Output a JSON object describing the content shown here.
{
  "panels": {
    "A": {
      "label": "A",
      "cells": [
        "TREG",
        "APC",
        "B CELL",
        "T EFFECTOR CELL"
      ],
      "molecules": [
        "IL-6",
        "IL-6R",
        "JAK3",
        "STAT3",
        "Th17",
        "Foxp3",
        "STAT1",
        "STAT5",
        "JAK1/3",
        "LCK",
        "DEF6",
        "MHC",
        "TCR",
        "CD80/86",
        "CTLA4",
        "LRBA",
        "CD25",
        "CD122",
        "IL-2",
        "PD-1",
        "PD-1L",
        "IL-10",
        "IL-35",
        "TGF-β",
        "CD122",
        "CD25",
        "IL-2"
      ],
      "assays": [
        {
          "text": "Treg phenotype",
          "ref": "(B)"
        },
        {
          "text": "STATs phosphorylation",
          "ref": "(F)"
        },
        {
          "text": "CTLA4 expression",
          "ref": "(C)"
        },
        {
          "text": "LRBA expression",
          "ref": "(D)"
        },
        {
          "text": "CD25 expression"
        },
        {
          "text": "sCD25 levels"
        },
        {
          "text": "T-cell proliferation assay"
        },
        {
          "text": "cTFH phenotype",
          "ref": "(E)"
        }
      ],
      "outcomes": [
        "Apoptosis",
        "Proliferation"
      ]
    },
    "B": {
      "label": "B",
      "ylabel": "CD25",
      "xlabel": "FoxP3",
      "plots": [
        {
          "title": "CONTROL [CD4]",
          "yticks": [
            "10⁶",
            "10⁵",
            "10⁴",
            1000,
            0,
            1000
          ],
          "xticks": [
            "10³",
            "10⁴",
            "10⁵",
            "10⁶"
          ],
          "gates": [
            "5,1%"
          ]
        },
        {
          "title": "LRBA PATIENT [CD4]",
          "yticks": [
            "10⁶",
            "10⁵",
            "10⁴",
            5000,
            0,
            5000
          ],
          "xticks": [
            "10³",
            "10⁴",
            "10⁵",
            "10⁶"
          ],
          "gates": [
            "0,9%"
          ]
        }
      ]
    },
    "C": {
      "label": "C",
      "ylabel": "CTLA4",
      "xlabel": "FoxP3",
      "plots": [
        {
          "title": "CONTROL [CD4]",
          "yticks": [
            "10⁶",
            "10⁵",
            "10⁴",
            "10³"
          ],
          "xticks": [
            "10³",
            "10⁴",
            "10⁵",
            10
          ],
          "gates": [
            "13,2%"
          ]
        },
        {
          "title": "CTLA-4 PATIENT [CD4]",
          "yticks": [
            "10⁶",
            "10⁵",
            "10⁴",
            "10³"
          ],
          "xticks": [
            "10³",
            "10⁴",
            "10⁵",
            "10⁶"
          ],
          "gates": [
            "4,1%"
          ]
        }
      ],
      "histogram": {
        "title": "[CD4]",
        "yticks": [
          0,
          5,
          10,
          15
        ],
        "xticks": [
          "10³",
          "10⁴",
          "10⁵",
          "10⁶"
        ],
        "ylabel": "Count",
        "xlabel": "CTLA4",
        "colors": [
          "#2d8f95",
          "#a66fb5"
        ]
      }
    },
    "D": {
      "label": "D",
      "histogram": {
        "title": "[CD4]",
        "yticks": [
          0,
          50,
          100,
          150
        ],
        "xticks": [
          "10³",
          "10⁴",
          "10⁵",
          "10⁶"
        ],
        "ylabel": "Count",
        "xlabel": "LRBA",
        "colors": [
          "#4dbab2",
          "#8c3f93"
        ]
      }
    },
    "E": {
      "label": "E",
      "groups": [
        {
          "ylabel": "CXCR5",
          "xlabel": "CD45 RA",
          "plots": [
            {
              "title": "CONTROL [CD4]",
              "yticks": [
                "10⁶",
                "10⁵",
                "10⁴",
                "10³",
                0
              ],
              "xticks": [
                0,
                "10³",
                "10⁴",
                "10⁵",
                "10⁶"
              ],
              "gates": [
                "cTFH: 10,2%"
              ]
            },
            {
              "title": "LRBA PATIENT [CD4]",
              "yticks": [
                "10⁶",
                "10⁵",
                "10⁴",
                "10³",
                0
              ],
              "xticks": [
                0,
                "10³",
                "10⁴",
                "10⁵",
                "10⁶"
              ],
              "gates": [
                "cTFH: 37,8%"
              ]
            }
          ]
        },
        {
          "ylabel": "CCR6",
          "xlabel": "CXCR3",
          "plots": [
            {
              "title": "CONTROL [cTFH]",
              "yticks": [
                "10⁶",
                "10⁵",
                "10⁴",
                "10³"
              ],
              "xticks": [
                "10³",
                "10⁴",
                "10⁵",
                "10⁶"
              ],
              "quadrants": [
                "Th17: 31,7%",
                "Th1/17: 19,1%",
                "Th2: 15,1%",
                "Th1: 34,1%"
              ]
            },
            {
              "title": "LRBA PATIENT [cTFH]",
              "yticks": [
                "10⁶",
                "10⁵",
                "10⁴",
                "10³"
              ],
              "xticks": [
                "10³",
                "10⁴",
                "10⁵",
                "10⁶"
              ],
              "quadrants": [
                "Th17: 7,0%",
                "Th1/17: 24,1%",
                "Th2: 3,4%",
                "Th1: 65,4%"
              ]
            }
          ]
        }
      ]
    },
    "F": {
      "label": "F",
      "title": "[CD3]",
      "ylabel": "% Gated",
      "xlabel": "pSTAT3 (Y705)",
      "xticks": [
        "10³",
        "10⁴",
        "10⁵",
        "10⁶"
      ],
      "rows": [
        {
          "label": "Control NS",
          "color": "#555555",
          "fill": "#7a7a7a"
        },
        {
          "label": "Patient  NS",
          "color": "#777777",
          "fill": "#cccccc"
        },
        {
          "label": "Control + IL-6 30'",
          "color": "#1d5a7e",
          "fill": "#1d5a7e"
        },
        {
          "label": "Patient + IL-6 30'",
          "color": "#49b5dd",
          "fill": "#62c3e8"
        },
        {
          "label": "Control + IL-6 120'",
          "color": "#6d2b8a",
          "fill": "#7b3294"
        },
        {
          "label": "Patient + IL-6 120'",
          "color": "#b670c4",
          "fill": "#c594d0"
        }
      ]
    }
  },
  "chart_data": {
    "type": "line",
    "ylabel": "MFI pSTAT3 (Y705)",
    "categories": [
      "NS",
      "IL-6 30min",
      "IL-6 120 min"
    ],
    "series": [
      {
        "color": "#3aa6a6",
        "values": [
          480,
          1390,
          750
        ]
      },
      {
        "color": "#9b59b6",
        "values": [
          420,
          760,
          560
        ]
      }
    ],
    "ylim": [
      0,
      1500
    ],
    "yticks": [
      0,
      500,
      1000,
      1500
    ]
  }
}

■ ■ ■ ■

- Your assignment: Every entry must be retyped in full, exactly as given.

- Exercise result:
Output a JSON object describing the content shown here.
{
  "panels": {
    "A": {
      "label": "A",
      "cells": [
        "TREG",
        "APC",
        "B CELL",
        "T EFFECTOR CELL"
      ],
      "molecules": [
        "IL-6",
        "IL-6R",
        "JAK3",
        "STAT3",
        "Th17",
        "Foxp3",
        "STAT1",
        "STAT5",
        "JAK1/3",
        "LCK",
        "DEF6",
        "MHC",
        "TCR",
        "CD80/86",
        "CTLA4",
        "LRBA",
        "CD25",
        "CD122",
        "IL-2",
        "PD-1",
        "PD-1L",
        "IL-10",
        "IL-35",
        "TGF-β",
        "CD122",
        "CD25",
        "IL-2"
      ],
      "assays": [
        {
          "text": "Treg phenotype",
          "ref": "(B)"
        },
        {
          "text": "STATs phosphorylation",
          "ref": "(F)"
        },
        {
          "text": "CTLA4 expression",
          "ref": "(C)"
        },
        {
          "text": "LRBA expression",
          "ref": "(D)"
        },
        {
          "text": "CD25 expression"
        },
        {
          "text": "sCD25 levels"
        },
        {
          "text": "T-cell proliferation assay"
        },
        {
          "text": "cTFH phenotype",
          "ref": "(E)"
        }
      ],
      "outcomes": [
        "Apoptosis",
        "Proliferation"
      ]
    },
    "B": {
      "label": "B",
      "ylabel": "CD25",
      "xlabel": "FoxP3",
      "plots": [
        {
          "title": "CONTROL [CD4]",
          "yticks": [
            "10⁶",
            "10⁵",
            "10⁴",
            1000,
            0,
            1000
          ],
          "xticks": [
            "10³",
            "10⁴",
            "10⁵",
            "10⁶"
          ],
          "gates": [
            "5,1%"
          ]
        },
        {
          "title": "LRBA PATIENT [CD4]",
          "yticks": [
            "10⁶",
            "10⁵",
            "10⁴",
            5000,
            0,
            5000
          ],
          "xticks": [
            "10³",
            "10⁴",
            "10⁵",
            "10⁶"
          ],
          "gates": [
            "0,9%"
          ]
        }
      ]
    },
    "C": {
      "label": "C",
      "ylabel": "CTLA4",
      "xlabel": "FoxP3",
      "plots": [
        {
          "title": "CONTROL [CD4]",
          "yticks": [
            "10⁶",
            "10⁵",
            "10⁴",
            "10³"
          ],
          "xticks": [
            "10³",
            "10⁴",
            "10⁵",
            10
          ],
          "gates": [
            "13,2%"
          ]
        },
        {
          "title": "CTLA-4 PATIENT [CD4]",
          "yticks": [
            "10⁶",
            "10⁵",
            "10⁴",
            "10³"
          ],
          "xticks": [
            "10³",
            "10⁴",
            "10⁵",
            "10⁶"
          ],
          "gates": [
            "4,1%"
          ]
        }
      ],
      "histogram": {
        "title": "[CD4]",
        "yticks": [
          0,
          5,
          10,
          15
        ],
        "xticks": [
          "10³",
          "10⁴",
          "10⁵",
          "10⁶"
        ],
        "ylabel": "Count",
        "xlabel": "CTLA4",
        "colors": [
          "#2d8f95",
          "#a66fb5"
        ]
      }
    },
    "D": {
      "label": "D",
      "histogram": {
        "title": "[CD4]",
        "yticks": [
          0,
          50,
          100,
          150
        ],
        "xticks": [
          "10³",
          "10⁴",
          "10⁵",
          "10⁶"
        ],
        "ylabel": "Count",
        "xlabel": "LRBA",
        "colors": [
          "#4dbab2",
          "#8c3f93"
        ]
      }
    },
    "E": {
      "label": "E",
      "groups": [
        {
          "ylabel": "CXCR5",
          "xlabel": "CD45 RA",
          "plots": [
            {
              "title": "CONTROL [CD4]",
              "yticks": [
                "10⁶",
                "10⁵",
                "10⁴",
                "10³",
                0
              ],
              "xticks": [
                0,
                "10³",
                "10⁴",
                "10⁵",
                "10⁶"
              ],
              "gates": [
                "cTFH: 10,2%"
              ]
            },
            {
              "title": "LRBA PATIENT [CD4]",
              "yticks": [
                "10⁶",
                "10⁵",
                "10⁴",
                "10³",
                0
              ],
              "xticks": [
                0,
                "10³",
                "10⁴",
                "10⁵",
                "10⁶"
              ],
              "gates": [
                "cTFH: 37,8%"
              ]
            }
          ]
        },
        {
          "ylabel": "CCR6",
          "xlabel": "CXCR3",
          "plots": [
            {
              "title": "CONTROL [cTFH]",
              "yticks": [
                "10⁶",
                "10⁵",
                "10⁴",
                "10³"
              ],
              "xticks": [
                "10³",
                "10⁴",
                "10⁵",
                "10⁶"
              ],
              "quadrants": [
                "Th17: 31,7%",
                "Th1/17: 19,1%",
                "Th2: 15,1%",
                "Th1: 34,1%"
              ]
            },
            {
              "title": "LRBA PATIENT [cTFH]",
              "yticks": [
                "10⁶",
                "10⁵",
                "10⁴",
                "10³"
              ],
              "xticks": [
                "10³",
                "10⁴",
                "10⁵",
                "10⁶"
              ],
              "quadrants": [
                "Th17: 7,0%",
                "Th1/17: 24,1%",
                "Th2: 3,4%",
                "Th1: 65,4%"
              ]
            }
          ]
        }
      ]
    },
    "F": {
      "label": "F",
      "title": "[CD3]",
      "ylabel": "% Gated",
      "xlabel": "pSTAT3 (Y705)",
      "xticks": [
        "10³",
        "10⁴",
        "10⁵",
        "10⁶"
      ],
      "rows": [
        {
          "label": "Control NS",
          "color": "#555555",
          "fill": "#7a7a7a"
        },
        {
          "label": "Patient  NS",
          "color": "#777777",
          "fill": "#cccccc"
        },
        {
          "label": "Control + IL-6 30'",
          "color": "#1d5a7e",
          "fill": "#1d5a7e"
        },
        {
          "label": "Patient + IL-6 30'",
          "color": "#49b5dd",
          "fill": "#62c3e8"
        },
        {
          "label": "Control + IL-6 120'",
          "color": "#6d2b8a",
          "fill": "#7b3294"
        },
        {
          "label": "Patient + IL-6 120'",
          "color": "#b670c4",
          "fill": "#c594d0"
        }
      ]
    }
  },
  "chart_data": {
    "type": "line",
    "ylabel": "MFI pSTAT3 (Y705)",
    "categories": [
      "NS",
      "IL-6 30min",
      "IL-6 120 min"
    ],
    "series": [
      {
        "color": "#3aa6a6",
        "values": [
          480,
          1390,
          750
        ]
      },
      {
        "color": "#9b59b6",
        "values": [
          420,
          760,
          560
        ]
      }
    ],
    "ylim": [
      0,
      1500
    ],
    "yticks": [
      0,
      500,
      1000,
      1500
    ]
  }
}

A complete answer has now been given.